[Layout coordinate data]
▬▬▬
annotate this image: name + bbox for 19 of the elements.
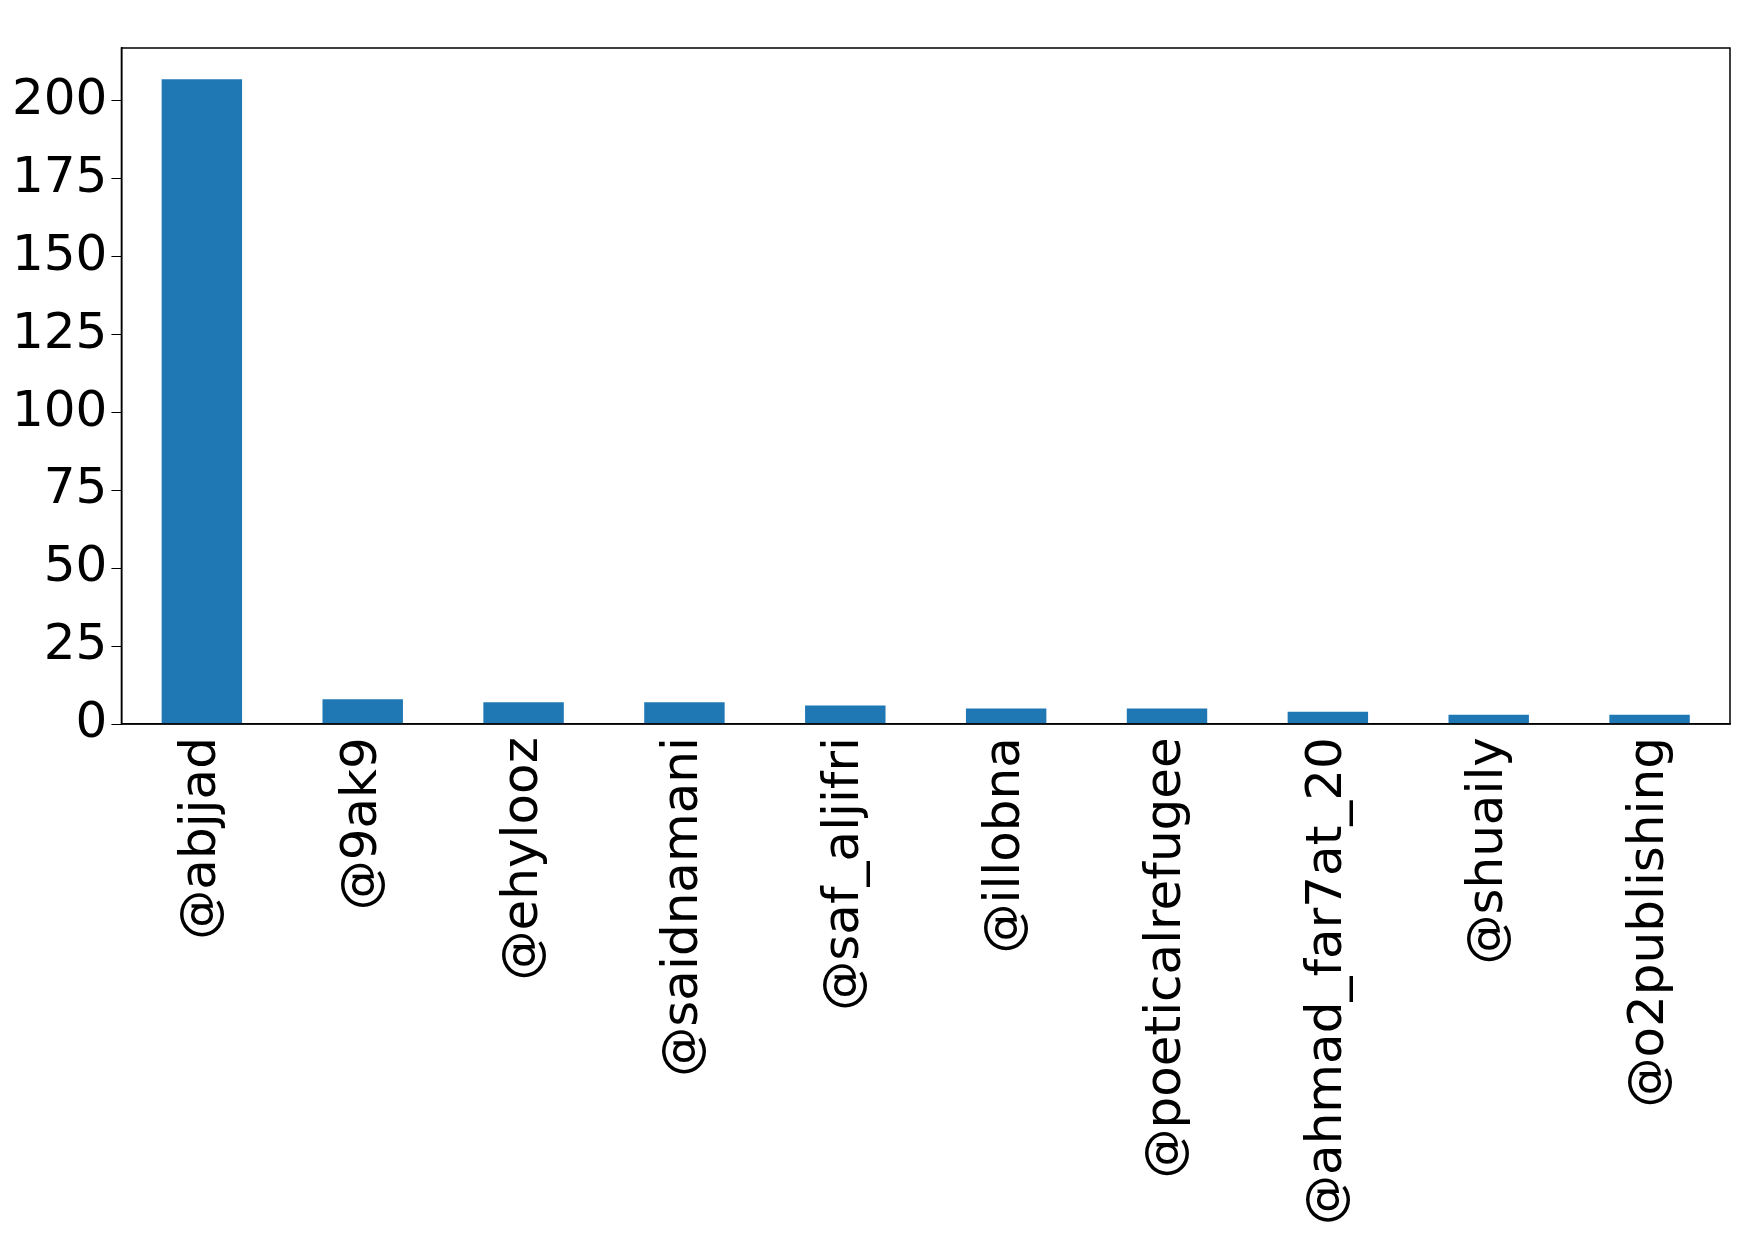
- x-tick-label: @ahmad_far7at_20: [1294, 737, 1353, 1225]
- x-tick-label: @saidnamani: [651, 737, 710, 1077]
- x-tick-label: @9ak9: [329, 737, 388, 911]
- y-tick-label: 75: [43, 457, 108, 516]
- y-tick-label: 25: [43, 613, 108, 672]
- y-tick-label: 200: [12, 67, 108, 126]
- y-tick-label: 0: [75, 691, 108, 750]
- y-tick-label: 125: [12, 301, 108, 360]
- x-tick-label: @poeticalrefugee: [1133, 737, 1192, 1179]
- y-tick-label: 175: [12, 145, 108, 204]
- x-tick-label: @o2publishing: [1616, 737, 1675, 1108]
- y-tick-label: 100: [12, 379, 108, 438]
- x-tick-label: @illobna: [973, 737, 1032, 954]
- y-tick-label: 50: [43, 535, 108, 594]
- x-tick-label: @shuaily: [1455, 737, 1514, 965]
- x-tick-label: @abjjad: [168, 737, 227, 940]
- x-tick-label: @ehylooz: [490, 737, 549, 981]
- y-tick-label: 150: [12, 223, 108, 282]
- x-tick-label: @saf_aljifri: [812, 737, 871, 1011]
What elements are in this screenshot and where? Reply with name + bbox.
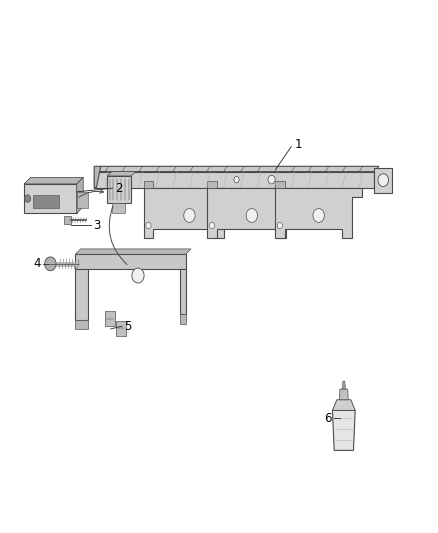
Circle shape (277, 222, 283, 229)
Text: 5: 5 (124, 320, 131, 333)
Polygon shape (94, 166, 101, 188)
Text: 3: 3 (93, 219, 101, 232)
Circle shape (146, 222, 151, 229)
Polygon shape (374, 168, 392, 193)
Polygon shape (207, 188, 295, 238)
Polygon shape (275, 188, 362, 238)
Circle shape (378, 174, 389, 187)
Polygon shape (75, 249, 191, 254)
Polygon shape (107, 176, 131, 203)
Polygon shape (180, 314, 186, 324)
Polygon shape (24, 177, 83, 184)
Polygon shape (94, 172, 374, 188)
Polygon shape (332, 400, 355, 410)
FancyArrowPatch shape (79, 189, 103, 197)
Circle shape (209, 222, 215, 229)
Circle shape (268, 175, 275, 184)
Circle shape (234, 176, 239, 183)
Polygon shape (332, 410, 355, 450)
Text: 2: 2 (115, 182, 122, 195)
Polygon shape (77, 192, 88, 208)
Polygon shape (75, 320, 88, 329)
Polygon shape (144, 181, 153, 188)
Text: 1: 1 (294, 139, 302, 151)
Polygon shape (107, 172, 136, 176)
Polygon shape (64, 216, 71, 224)
FancyArrowPatch shape (109, 206, 127, 264)
Circle shape (313, 208, 324, 222)
Polygon shape (207, 181, 217, 188)
Circle shape (184, 208, 195, 222)
Polygon shape (180, 269, 186, 314)
Circle shape (246, 208, 258, 222)
Polygon shape (144, 188, 233, 238)
Polygon shape (275, 181, 285, 188)
Polygon shape (116, 321, 126, 336)
Polygon shape (112, 203, 125, 213)
Circle shape (25, 195, 31, 203)
Polygon shape (75, 269, 88, 320)
Polygon shape (77, 177, 83, 213)
Polygon shape (24, 184, 77, 213)
Polygon shape (33, 195, 59, 208)
Text: 4: 4 (33, 257, 41, 270)
Polygon shape (342, 381, 346, 389)
Polygon shape (105, 311, 115, 326)
Circle shape (132, 268, 144, 283)
Polygon shape (96, 166, 379, 172)
Circle shape (45, 257, 56, 271)
Text: 6: 6 (324, 412, 332, 425)
Polygon shape (339, 389, 348, 400)
Polygon shape (75, 254, 186, 269)
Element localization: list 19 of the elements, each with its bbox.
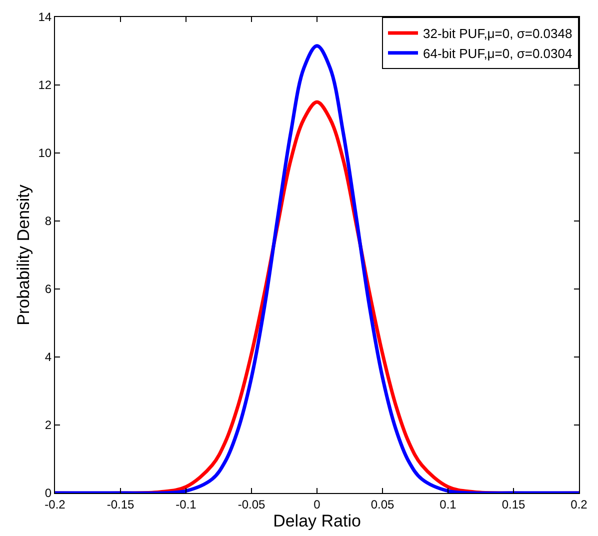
y-tick-label: 10 xyxy=(38,146,52,160)
legend-label: 64-bit PUF,μ=0, σ=0.0304 xyxy=(423,46,572,61)
x-axis-title: Delay Ratio xyxy=(273,511,361,530)
legend-label: 32-bit PUF,μ=0, σ=0.0348 xyxy=(423,26,572,42)
y-tick-label: 4 xyxy=(44,350,52,364)
x-tick-label: 0.2 xyxy=(570,497,588,512)
x-tick-label: -0.15 xyxy=(106,497,134,512)
x-tick-label: 0.15 xyxy=(502,497,526,512)
y-axis-title: Probability Density xyxy=(14,184,33,326)
y-tick-label: 6 xyxy=(44,282,52,296)
x-tick-label: -0.05 xyxy=(238,497,266,512)
x-tick-label: 0.05 xyxy=(370,497,394,512)
y-tick-label: 8 xyxy=(44,214,52,228)
x-tick-label: 0.1 xyxy=(440,497,457,512)
x-tick-label: 0 xyxy=(314,497,321,512)
y-tick-label: 2 xyxy=(44,418,52,432)
y-tick-label: 12 xyxy=(38,78,52,92)
y-tick-label: 14 xyxy=(38,10,52,24)
x-tick-label: -0.1 xyxy=(176,497,197,512)
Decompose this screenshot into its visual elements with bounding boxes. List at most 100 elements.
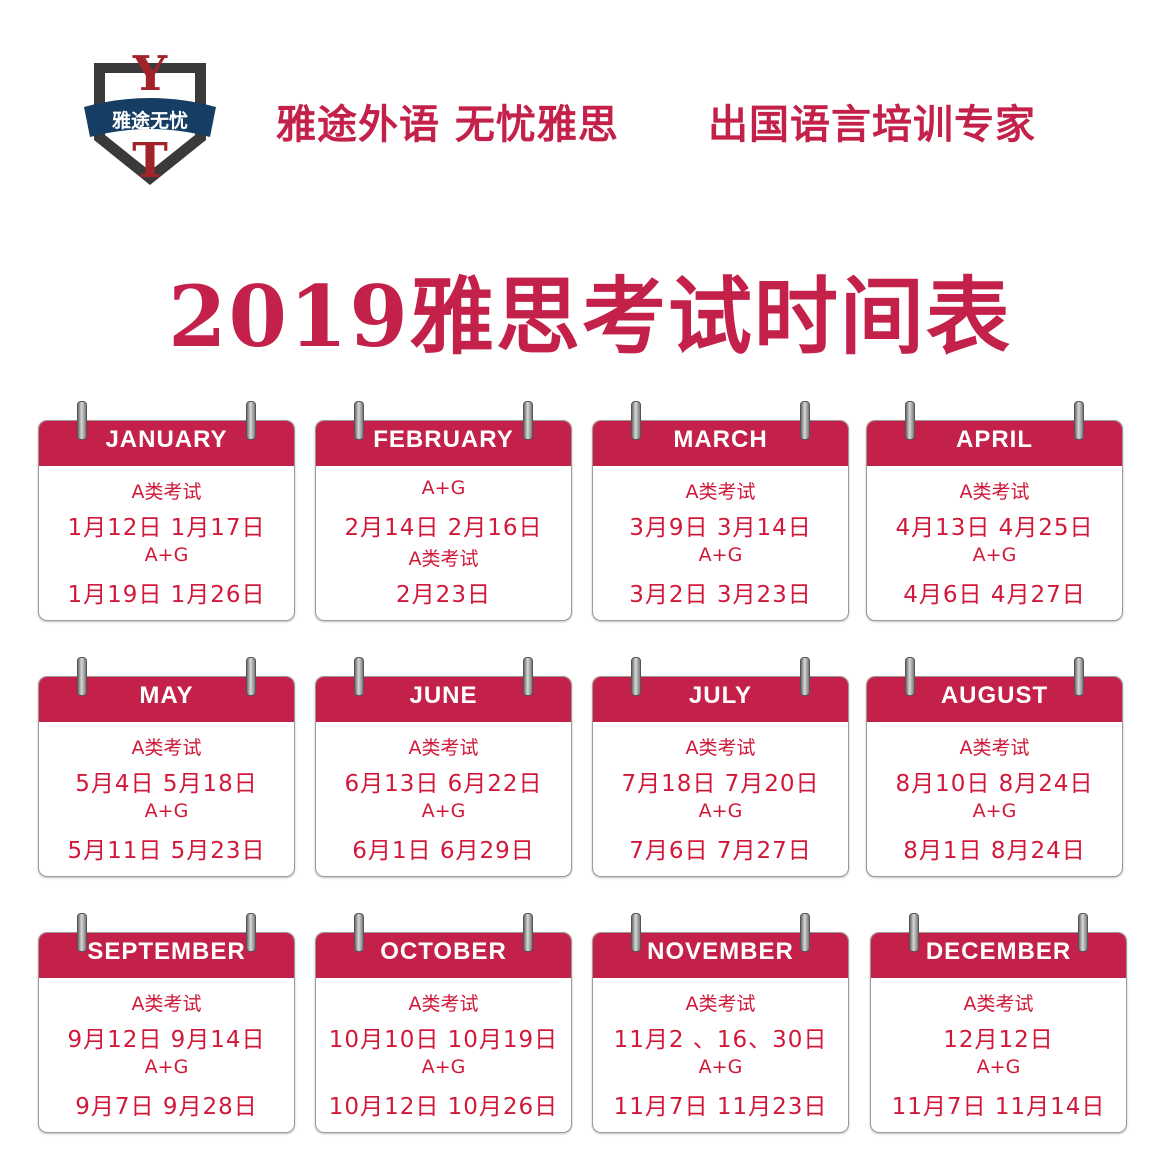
month-name: MARCH — [673, 426, 768, 453]
month-card-december: DECEMBER A类考试 12月12日 A+G 11月7日 11月14日 — [870, 913, 1127, 1133]
binder-ring-icon — [523, 401, 533, 440]
exam-dates: 12月12日 — [943, 1027, 1054, 1053]
exam-type-label: A+G — [972, 544, 1017, 566]
exam-type-label: A类考试 — [131, 993, 202, 1015]
exam-type-label: A类考试 — [685, 481, 756, 503]
binder-ring-icon — [77, 401, 87, 440]
card-body — [315, 420, 572, 621]
card-body — [38, 676, 295, 877]
exam-dates: 6月13日 6月22日 — [344, 771, 543, 797]
exam-dates: 6月1日 6月29日 — [352, 838, 535, 864]
exam-type-label: A+G — [421, 800, 466, 822]
exam-dates: 11月2 、16、30日 — [613, 1027, 828, 1053]
binder-ring-icon — [246, 913, 256, 952]
exam-type-label: A+G — [972, 800, 1017, 822]
exam-type-label: A类考试 — [685, 993, 756, 1015]
exam-dates: 7月6日 7月27日 — [629, 838, 812, 864]
binder-ring-icon — [523, 913, 533, 952]
binder-ring-icon — [77, 657, 87, 696]
exam-type-label: A+G — [144, 544, 189, 566]
binder-ring-icon — [800, 913, 810, 952]
exam-type-label: A类考试 — [408, 548, 479, 570]
month-card-september: SEPTEMBER A类考试 9月12日 9月14日 A+G 9月7日 9月28… — [38, 913, 295, 1133]
binder-ring-icon — [631, 913, 641, 952]
exam-type-label: A类考试 — [131, 737, 202, 759]
month-card-october: OCTOBER A类考试 10月10日 10月19日 A+G 10月12日 10… — [315, 913, 572, 1133]
exam-dates: 1月12日 1月17日 — [67, 515, 266, 541]
month-card-february: FEBRUARY A+G 2月14日 2月16日 A类考试 2月23日 — [315, 401, 572, 621]
exam-dates: 10月12日 10月26日 — [328, 1094, 559, 1120]
exam-dates: 8月10日 8月24日 — [895, 771, 1094, 797]
binder-ring-icon — [631, 401, 641, 440]
exam-type-label: A类考试 — [131, 481, 202, 503]
month-card-january: JANUARY A类考试 1月12日 1月17日 A+G 1月19日 1月26日 — [38, 401, 295, 621]
exam-type-label: A+G — [421, 1056, 466, 1078]
exam-type-label: A类考试 — [685, 737, 756, 759]
binder-ring-icon — [800, 401, 810, 440]
slogan-left: 雅途外语 无忧雅思 — [276, 102, 619, 148]
month-name: JUNE — [409, 682, 478, 709]
exam-dates: 3月9日 3月14日 — [629, 515, 812, 541]
month-card-august: AUGUST A类考试 8月10日 8月24日 A+G 8月1日 8月24日 — [866, 657, 1123, 877]
binder-ring-icon — [1074, 657, 1084, 696]
binder-ring-icon — [246, 657, 256, 696]
exam-dates: 7月18日 7月20日 — [621, 771, 820, 797]
month-card-november: NOVEMBER A类考试 11月2 、16、30日 A+G 11月7日 11月… — [592, 913, 849, 1133]
exam-type-label: A+G — [976, 1056, 1021, 1078]
month-name: DECEMBER — [925, 938, 1072, 965]
month-card-july: JULY A类考试 7月18日 7月20日 A+G 7月6日 7月27日 — [592, 657, 849, 877]
exam-type-label: A类考试 — [959, 737, 1030, 759]
exam-dates: 4月6日 4月27日 — [903, 582, 1086, 608]
exam-type-label: A+G — [698, 1056, 743, 1078]
month-name: JULY — [688, 682, 753, 709]
card-body — [866, 420, 1123, 621]
binder-ring-icon — [523, 657, 533, 696]
binder-ring-icon — [1074, 401, 1084, 440]
exam-dates: 10月10日 10月19日 — [328, 1027, 559, 1053]
exam-dates: 4月13日 4月25日 — [895, 515, 1094, 541]
binder-ring-icon — [1078, 913, 1088, 952]
binder-ring-icon — [77, 913, 87, 952]
binder-ring-icon — [905, 657, 915, 696]
page-title: 2019雅思考试时间表 — [168, 267, 1012, 366]
card-body — [38, 932, 295, 1133]
month-card-march: MARCH A类考试 3月9日 3月14日 A+G 3月2日 3月23日 — [592, 401, 849, 621]
month-card-april: APRIL A类考试 4月13日 4月25日 A+G 4月6日 4月27日 — [866, 401, 1123, 621]
month-name: APRIL — [956, 426, 1033, 453]
binder-ring-icon — [354, 401, 364, 440]
month-card-may: MAY A类考试 5月4日 5月18日 A+G 5月11日 5月23日 — [38, 657, 295, 877]
exam-dates: 1月19日 1月26日 — [67, 582, 266, 608]
binder-ring-icon — [905, 401, 915, 440]
exam-dates: 9月12日 9月14日 — [67, 1027, 266, 1053]
logo-text: 雅途无忧 — [112, 109, 188, 132]
exam-dates: 11月7日 11月23日 — [613, 1094, 828, 1120]
exam-type-label: A+G — [144, 800, 189, 822]
binder-ring-icon — [354, 913, 364, 952]
yatu-logo: Y T 雅途无忧 — [84, 46, 216, 189]
month-name: AUGUST — [940, 682, 1049, 709]
month-name: MAY — [139, 682, 194, 709]
binder-ring-icon — [246, 401, 256, 440]
exam-type-label: A+G — [698, 800, 743, 822]
exam-dates: 8月1日 8月24日 — [903, 838, 1086, 864]
card-body — [592, 932, 849, 1133]
month-name: NOVEMBER — [647, 938, 794, 965]
exam-dates: 3月2日 3月23日 — [629, 582, 812, 608]
month-name: OCTOBER — [380, 938, 507, 965]
binder-ring-icon — [909, 913, 919, 952]
binder-ring-icon — [800, 657, 810, 696]
month-name: SEPTEMBER — [87, 938, 246, 965]
exam-dates: 2月14日 2月16日 — [344, 515, 543, 541]
logo-letter-t: T — [132, 133, 168, 189]
logo-letter-y: Y — [132, 46, 168, 102]
binder-ring-icon — [354, 657, 364, 696]
exam-type-label: A+G — [698, 544, 743, 566]
month-name: FEBRUARY — [373, 426, 514, 453]
exam-dates: 11月7日 11月14日 — [891, 1094, 1106, 1120]
exam-type-label: A类考试 — [408, 737, 479, 759]
card-body — [870, 932, 1127, 1133]
exam-type-label: A+G — [144, 1056, 189, 1078]
exam-type-label: A类考试 — [963, 993, 1034, 1015]
binder-ring-icon — [631, 657, 641, 696]
exam-type-label: A类考试 — [959, 481, 1030, 503]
▬▬▬
▶ **THE PROBLEM**
Extract every line above that contains the word "screenshot".

▶ **THE REPLY**
What elements are in this screenshot and where? Reply with name + bbox.
Decompose this screenshot into its visual elements with bounding boxes. List at most 100 elements.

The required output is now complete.